[Extracted records]
***

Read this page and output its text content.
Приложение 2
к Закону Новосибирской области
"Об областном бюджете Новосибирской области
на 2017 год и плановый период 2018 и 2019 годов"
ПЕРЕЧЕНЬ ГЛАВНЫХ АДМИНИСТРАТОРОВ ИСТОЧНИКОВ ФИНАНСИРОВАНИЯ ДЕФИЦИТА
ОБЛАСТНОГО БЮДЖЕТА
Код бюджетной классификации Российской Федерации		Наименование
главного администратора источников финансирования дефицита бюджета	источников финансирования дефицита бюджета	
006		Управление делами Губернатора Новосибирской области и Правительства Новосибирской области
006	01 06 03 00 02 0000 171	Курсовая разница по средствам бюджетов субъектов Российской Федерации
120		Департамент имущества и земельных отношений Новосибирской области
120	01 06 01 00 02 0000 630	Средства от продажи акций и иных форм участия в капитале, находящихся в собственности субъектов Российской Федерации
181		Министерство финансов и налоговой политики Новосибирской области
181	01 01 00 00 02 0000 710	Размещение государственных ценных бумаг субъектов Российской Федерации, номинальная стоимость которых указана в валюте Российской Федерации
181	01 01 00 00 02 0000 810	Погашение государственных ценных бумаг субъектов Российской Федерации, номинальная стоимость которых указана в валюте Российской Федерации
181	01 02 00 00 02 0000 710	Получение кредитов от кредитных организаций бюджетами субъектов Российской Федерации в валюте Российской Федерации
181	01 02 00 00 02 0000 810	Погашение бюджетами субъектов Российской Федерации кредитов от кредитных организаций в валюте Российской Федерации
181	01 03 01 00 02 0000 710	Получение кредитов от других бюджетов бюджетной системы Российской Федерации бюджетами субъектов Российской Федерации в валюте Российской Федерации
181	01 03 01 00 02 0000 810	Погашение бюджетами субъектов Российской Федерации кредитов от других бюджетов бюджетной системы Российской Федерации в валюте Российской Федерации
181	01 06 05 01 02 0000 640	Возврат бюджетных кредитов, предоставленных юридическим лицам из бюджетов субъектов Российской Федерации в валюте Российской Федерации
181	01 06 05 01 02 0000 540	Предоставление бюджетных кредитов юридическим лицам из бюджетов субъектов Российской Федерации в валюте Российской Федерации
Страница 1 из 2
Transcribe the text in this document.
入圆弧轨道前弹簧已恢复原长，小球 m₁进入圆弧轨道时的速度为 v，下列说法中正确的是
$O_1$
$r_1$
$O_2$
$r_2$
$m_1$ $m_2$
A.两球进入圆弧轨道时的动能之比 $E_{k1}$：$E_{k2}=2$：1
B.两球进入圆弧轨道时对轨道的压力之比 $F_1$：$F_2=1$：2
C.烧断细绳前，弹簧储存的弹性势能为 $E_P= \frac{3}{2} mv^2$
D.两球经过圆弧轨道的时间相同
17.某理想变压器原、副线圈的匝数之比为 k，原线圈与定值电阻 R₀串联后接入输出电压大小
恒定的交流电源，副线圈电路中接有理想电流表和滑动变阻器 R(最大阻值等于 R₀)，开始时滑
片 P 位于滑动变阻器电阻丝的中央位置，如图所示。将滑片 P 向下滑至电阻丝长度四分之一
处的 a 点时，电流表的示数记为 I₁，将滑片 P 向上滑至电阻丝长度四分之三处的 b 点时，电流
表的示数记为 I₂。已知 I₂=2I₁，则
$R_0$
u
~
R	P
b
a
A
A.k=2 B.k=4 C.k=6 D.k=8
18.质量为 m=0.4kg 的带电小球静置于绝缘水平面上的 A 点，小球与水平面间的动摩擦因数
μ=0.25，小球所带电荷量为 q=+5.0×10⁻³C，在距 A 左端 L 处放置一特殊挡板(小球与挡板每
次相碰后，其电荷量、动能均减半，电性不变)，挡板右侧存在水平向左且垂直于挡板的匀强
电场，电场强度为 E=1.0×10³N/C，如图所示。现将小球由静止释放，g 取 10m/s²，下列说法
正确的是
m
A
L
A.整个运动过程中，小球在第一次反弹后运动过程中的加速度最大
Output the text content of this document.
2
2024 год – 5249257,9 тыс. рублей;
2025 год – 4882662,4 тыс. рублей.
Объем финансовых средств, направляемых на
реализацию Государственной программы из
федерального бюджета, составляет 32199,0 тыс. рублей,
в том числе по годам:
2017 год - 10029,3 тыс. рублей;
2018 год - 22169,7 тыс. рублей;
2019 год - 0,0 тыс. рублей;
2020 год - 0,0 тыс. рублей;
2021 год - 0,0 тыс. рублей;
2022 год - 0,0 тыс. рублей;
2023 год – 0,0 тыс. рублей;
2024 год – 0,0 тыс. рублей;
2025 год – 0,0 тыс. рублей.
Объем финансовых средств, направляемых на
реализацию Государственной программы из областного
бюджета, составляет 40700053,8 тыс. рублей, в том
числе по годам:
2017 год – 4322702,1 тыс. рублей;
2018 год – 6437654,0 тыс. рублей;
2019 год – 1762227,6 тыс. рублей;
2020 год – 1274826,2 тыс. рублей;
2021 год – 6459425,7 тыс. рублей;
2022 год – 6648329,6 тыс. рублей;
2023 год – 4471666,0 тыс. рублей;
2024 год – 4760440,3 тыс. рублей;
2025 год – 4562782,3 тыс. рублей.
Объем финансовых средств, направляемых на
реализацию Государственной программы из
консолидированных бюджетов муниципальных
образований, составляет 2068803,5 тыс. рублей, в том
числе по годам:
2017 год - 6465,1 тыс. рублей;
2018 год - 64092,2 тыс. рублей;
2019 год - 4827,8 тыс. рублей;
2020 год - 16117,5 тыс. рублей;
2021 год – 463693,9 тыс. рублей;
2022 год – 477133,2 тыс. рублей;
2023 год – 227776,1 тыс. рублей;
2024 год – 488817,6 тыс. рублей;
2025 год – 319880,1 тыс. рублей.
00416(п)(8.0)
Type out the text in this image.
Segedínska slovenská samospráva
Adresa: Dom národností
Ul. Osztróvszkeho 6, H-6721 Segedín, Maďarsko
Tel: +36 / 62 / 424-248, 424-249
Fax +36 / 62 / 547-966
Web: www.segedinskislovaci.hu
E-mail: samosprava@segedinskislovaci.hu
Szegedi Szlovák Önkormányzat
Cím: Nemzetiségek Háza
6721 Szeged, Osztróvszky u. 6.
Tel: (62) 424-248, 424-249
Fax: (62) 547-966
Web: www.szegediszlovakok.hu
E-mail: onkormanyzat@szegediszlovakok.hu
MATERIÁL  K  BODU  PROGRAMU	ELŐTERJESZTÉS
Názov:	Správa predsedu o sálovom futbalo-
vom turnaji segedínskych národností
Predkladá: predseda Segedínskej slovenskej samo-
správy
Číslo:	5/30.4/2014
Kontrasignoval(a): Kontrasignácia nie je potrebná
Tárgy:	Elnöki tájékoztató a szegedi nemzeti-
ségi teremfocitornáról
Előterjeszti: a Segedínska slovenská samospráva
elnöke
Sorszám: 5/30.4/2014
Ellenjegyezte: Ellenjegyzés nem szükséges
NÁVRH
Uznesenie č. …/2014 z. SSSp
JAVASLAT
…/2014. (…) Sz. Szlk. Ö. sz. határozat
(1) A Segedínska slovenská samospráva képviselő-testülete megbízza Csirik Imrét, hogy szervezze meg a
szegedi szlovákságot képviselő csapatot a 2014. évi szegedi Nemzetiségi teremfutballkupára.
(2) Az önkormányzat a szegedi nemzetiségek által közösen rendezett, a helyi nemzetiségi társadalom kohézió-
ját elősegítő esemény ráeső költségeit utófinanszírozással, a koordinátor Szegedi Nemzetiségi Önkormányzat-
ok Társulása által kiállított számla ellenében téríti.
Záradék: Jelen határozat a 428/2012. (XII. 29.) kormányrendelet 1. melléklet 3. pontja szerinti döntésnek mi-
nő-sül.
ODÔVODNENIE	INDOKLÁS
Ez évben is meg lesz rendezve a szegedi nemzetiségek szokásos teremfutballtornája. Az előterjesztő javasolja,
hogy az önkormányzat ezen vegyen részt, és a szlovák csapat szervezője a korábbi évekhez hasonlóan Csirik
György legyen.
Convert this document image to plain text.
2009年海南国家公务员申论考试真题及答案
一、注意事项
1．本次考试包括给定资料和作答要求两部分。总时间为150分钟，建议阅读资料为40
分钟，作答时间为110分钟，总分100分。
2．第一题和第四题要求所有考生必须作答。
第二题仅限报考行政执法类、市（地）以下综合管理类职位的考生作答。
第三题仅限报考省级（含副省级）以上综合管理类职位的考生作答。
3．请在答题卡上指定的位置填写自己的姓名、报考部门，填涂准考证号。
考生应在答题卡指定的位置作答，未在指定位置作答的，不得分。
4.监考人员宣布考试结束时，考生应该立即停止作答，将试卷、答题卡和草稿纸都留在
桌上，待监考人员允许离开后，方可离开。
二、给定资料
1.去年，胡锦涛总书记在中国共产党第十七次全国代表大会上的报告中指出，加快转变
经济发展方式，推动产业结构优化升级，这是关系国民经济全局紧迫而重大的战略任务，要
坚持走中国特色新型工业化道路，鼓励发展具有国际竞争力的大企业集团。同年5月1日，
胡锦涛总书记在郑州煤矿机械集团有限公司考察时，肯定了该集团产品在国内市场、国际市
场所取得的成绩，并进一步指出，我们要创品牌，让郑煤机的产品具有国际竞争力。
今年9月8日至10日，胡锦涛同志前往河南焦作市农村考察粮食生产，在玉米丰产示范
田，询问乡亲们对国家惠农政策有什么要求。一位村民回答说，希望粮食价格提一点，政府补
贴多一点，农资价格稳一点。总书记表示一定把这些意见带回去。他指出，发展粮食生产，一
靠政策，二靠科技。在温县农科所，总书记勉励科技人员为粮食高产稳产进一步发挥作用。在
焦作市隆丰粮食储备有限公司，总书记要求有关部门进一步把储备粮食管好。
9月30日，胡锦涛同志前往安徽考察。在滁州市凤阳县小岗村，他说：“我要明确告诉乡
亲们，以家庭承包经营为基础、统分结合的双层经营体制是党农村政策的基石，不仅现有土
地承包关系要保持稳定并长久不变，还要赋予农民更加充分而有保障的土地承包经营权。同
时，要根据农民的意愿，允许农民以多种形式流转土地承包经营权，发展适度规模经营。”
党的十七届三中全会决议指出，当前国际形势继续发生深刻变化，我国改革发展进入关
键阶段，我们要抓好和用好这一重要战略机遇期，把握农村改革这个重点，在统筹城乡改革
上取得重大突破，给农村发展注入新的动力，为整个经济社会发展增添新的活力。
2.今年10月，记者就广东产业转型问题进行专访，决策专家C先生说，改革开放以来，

***

WHAT YOU HAVE TO DO — In the records above, locate the lines holding the word "бюджетами". Copy each of them.

OUTPUT —
181	01 02 00 00 02 0000 710	Получение кредитов от кредитных организаций бюджетами субъектов Российской Федерации в валюте Российской Федерации
181	01 02 00 00 02 0000 810	Погашение бюджетами субъектов Российской Федерации кредитов от кредитных организаций в валюте Российской Федерации
181	01 03 01 00 02 0000 710	Получение кредитов от других бюджетов бюджетной системы Российской Федерации бюджетами субъектов Российской Федерации в валюте Российской Федерации
181	01 03 01 00 02 0000 810	Погашение бюджетами субъектов Российской Федерации кредитов от других бюджетов бюджетной системы Российской Федерации в валюте Российской Федерации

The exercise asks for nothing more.